REQUIREMENT
In this exercise, reproduce all the entries that follow exactly.

==================================================

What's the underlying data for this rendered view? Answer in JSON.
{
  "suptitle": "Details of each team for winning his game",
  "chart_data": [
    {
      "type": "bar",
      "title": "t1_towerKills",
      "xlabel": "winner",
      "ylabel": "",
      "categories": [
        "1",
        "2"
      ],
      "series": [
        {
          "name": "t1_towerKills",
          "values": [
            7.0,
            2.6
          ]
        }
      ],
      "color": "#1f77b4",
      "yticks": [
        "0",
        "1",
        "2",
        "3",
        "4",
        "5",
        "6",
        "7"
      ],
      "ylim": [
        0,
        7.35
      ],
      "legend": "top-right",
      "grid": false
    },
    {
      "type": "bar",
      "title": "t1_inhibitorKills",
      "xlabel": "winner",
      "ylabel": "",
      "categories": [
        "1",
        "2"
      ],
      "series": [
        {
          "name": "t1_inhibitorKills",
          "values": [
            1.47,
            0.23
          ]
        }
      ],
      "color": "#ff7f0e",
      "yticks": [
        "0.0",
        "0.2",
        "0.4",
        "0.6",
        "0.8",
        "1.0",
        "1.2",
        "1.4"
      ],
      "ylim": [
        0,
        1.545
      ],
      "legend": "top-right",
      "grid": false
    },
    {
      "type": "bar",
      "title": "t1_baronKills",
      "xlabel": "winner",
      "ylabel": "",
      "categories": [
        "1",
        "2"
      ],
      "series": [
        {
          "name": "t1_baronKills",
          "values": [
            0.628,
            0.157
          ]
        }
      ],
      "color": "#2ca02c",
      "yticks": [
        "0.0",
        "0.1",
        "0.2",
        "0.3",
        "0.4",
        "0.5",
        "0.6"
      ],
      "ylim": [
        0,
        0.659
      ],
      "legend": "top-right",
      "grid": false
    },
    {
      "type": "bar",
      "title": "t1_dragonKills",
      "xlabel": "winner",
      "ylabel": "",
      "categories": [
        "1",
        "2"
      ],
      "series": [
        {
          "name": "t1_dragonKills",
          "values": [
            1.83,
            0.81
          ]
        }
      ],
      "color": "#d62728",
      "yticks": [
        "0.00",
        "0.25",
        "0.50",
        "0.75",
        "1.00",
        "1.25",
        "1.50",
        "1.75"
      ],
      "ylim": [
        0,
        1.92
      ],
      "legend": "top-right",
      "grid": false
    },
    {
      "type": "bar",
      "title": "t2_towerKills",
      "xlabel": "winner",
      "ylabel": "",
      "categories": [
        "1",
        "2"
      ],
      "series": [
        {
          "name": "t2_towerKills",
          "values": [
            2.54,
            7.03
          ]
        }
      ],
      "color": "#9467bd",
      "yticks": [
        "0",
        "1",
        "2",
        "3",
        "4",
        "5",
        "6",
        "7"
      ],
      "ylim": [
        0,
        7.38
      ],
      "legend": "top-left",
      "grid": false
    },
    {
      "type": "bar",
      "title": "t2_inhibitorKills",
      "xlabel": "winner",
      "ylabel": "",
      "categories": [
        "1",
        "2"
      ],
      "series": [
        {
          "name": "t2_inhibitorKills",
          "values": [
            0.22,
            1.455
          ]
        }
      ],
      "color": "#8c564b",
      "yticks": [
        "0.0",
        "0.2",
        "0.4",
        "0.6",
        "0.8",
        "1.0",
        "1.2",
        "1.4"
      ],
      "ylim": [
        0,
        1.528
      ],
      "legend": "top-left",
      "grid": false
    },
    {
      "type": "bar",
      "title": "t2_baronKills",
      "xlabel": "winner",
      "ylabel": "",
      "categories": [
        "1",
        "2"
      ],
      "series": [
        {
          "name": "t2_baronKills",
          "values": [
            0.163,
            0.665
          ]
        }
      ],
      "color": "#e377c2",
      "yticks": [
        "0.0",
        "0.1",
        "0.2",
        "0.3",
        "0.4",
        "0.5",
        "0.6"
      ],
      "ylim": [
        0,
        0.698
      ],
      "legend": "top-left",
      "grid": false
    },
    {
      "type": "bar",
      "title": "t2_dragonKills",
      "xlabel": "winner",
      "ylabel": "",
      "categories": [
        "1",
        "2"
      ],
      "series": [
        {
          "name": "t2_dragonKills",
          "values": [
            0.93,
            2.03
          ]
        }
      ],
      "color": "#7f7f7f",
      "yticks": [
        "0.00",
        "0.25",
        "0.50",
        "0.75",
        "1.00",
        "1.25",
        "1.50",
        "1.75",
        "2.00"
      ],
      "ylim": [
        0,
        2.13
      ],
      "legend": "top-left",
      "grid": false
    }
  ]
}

==================================================

SOLVED PROBLEM
What's the underlying data for this rendered view? Answer in JSON.
{
  "suptitle": "Details of each team for winning his game",
  "chart_data": [
    {
      "type": "bar",
      "title": "t1_towerKills",
      "xlabel": "winner",
      "ylabel": "",
      "categories": [
        "1",
        "2"
      ],
      "series": [
        {
          "name": "t1_towerKills",
          "values": [
            7.0,
            2.6
          ]
        }
      ],
      "color": "#1f77b4",
      "yticks": [
        "0",
        "1",
        "2",
        "3",
        "4",
        "5",
        "6",
        "7"
      ],
      "ylim": [
        0,
        7.35
      ],
      "legend": "top-right",
      "grid": false
    },
    {
      "type": "bar",
      "title": "t1_inhibitorKills",
      "xlabel": "winner",
      "ylabel": "",
      "categories": [
        "1",
        "2"
      ],
      "series": [
        {
          "name": "t1_inhibitorKills",
          "values": [
            1.47,
            0.23
          ]
        }
      ],
      "color": "#ff7f0e",
      "yticks": [
        "0.0",
        "0.2",
        "0.4",
        "0.6",
        "0.8",
        "1.0",
        "1.2",
        "1.4"
      ],
      "ylim": [
        0,
        1.545
      ],
      "legend": "top-right",
      "grid": false
    },
    {
      "type": "bar",
      "title": "t1_baronKills",
      "xlabel": "winner",
      "ylabel": "",
      "categories": [
        "1",
        "2"
      ],
      "series": [
        {
          "name": "t1_baronKills",
          "values": [
            0.628,
            0.157
          ]
        }
      ],
      "color": "#2ca02c",
      "yticks": [
        "0.0",
        "0.1",
        "0.2",
        "0.3",
        "0.4",
        "0.5",
        "0.6"
      ],
      "ylim": [
        0,
        0.659
      ],
      "legend": "top-right",
      "grid": false
    },
    {
      "type": "bar",
      "title": "t1_dragonKills",
      "xlabel": "winner",
      "ylabel": "",
      "categories": [
        "1",
        "2"
      ],
      "series": [
        {
          "name": "t1_dragonKills",
          "values": [
            1.83,
            0.81
          ]
        }
      ],
      "color": "#d62728",
      "yticks": [
        "0.00",
        "0.25",
        "0.50",
        "0.75",
        "1.00",
        "1.25",
        "1.50",
        "1.75"
      ],
      "ylim": [
        0,
        1.92
      ],
      "legend": "top-right",
      "grid": false
    },
    {
      "type": "bar",
      "title": "t2_towerKills",
      "xlabel": "winner",
      "ylabel": "",
      "categories": [
        "1",
        "2"
      ],
      "series": [
        {
          "name": "t2_towerKills",
          "values": [
            2.54,
            7.03
          ]
        }
      ],
      "color": "#9467bd",
      "yticks": [
        "0",
        "1",
        "2",
        "3",
        "4",
        "5",
        "6",
        "7"
      ],
      "ylim": [
        0,
        7.38
      ],
      "legend": "top-left",
      "grid": false
    },
    {
      "type": "bar",
      "title": "t2_inhibitorKills",
      "xlabel": "winner",
      "ylabel": "",
      "categories": [
        "1",
        "2"
      ],
      "series": [
        {
          "name": "t2_inhibitorKills",
          "values": [
            0.22,
            1.455
          ]
        }
      ],
      "color": "#8c564b",
      "yticks": [
        "0.0",
        "0.2",
        "0.4",
        "0.6",
        "0.8",
        "1.0",
        "1.2",
        "1.4"
      ],
      "ylim": [
        0,
        1.528
      ],
      "legend": "top-left",
      "grid": false
    },
    {
      "type": "bar",
      "title": "t2_baronKills",
      "xlabel": "winner",
      "ylabel": "",
      "categories": [
        "1",
        "2"
      ],
      "series": [
        {
          "name": "t2_baronKills",
          "values": [
            0.163,
            0.665
          ]
        }
      ],
      "color": "#e377c2",
      "yticks": [
        "0.0",
        "0.1",
        "0.2",
        "0.3",
        "0.4",
        "0.5",
        "0.6"
      ],
      "ylim": [
        0,
        0.698
      ],
      "legend": "top-left",
      "grid": false
    },
    {
      "type": "bar",
      "title": "t2_dragonKills",
      "xlabel": "winner",
      "ylabel": "",
      "categories": [
        "1",
        "2"
      ],
      "series": [
        {
          "name": "t2_dragonKills",
          "values": [
            0.93,
            2.03
          ]
        }
      ],
      "color": "#7f7f7f",
      "yticks": [
        "0.00",
        "0.25",
        "0.50",
        "0.75",
        "1.00",
        "1.25",
        "1.50",
        "1.75",
        "2.00"
      ],
      "ylim": [
        0,
        2.13
      ],
      "legend": "top-left",
      "grid": false
    }
  ]
}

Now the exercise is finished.